— Start of DATASET ROWS —

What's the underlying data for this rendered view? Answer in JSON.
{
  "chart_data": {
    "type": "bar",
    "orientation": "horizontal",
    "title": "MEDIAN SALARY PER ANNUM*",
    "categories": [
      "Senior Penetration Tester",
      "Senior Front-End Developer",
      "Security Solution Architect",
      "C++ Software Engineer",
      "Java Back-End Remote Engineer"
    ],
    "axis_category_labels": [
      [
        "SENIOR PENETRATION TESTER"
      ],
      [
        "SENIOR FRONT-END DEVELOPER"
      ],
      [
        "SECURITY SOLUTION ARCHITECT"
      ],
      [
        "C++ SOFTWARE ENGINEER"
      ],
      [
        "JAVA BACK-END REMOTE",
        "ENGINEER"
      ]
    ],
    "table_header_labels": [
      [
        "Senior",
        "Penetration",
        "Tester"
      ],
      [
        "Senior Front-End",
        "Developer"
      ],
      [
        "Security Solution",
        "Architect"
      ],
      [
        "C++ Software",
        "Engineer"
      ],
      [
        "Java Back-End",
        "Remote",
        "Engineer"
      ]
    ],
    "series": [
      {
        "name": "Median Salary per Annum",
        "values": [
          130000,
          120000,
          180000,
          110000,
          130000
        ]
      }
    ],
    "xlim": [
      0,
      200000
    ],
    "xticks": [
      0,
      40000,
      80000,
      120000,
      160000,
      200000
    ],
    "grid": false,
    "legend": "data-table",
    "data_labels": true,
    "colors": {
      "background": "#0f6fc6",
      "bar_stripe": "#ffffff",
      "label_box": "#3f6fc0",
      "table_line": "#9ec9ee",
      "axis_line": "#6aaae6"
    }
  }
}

— End of DATASET ROWS —

**DIRECTIONS**
Would you give the material above again, complete and exact?

**ANSWER IN FULL**
What's the underlying data for this rendered view? Answer in JSON.
{
  "chart_data": {
    "type": "bar",
    "orientation": "horizontal",
    "title": "MEDIAN SALARY PER ANNUM*",
    "categories": [
      "Senior Penetration Tester",
      "Senior Front-End Developer",
      "Security Solution Architect",
      "C++ Software Engineer",
      "Java Back-End Remote Engineer"
    ],
    "axis_category_labels": [
      [
        "SENIOR PENETRATION TESTER"
      ],
      [
        "SENIOR FRONT-END DEVELOPER"
      ],
      [
        "SECURITY SOLUTION ARCHITECT"
      ],
      [
        "C++ SOFTWARE ENGINEER"
      ],
      [
        "JAVA BACK-END REMOTE",
        "ENGINEER"
      ]
    ],
    "table_header_labels": [
      [
        "Senior",
        "Penetration",
        "Tester"
      ],
      [
        "Senior Front-End",
        "Developer"
      ],
      [
        "Security Solution",
        "Architect"
      ],
      [
        "C++ Software",
        "Engineer"
      ],
      [
        "Java Back-End",
        "Remote",
        "Engineer"
      ]
    ],
    "series": [
      {
        "name": "Median Salary per Annum",
        "values": [
          130000,
          120000,
          180000,
          110000,
          130000
        ]
      }
    ],
    "xlim": [
      0,
      200000
    ],
    "xticks": [
      0,
      40000,
      80000,
      120000,
      160000,
      200000
    ],
    "grid": false,
    "legend": "data-table",
    "data_labels": true,
    "colors": {
      "background": "#0f6fc6",
      "bar_stripe": "#ffffff",
      "label_box": "#3f6fc0",
      "table_line": "#9ec9ee",
      "axis_line": "#6aaae6"
    }
  }
}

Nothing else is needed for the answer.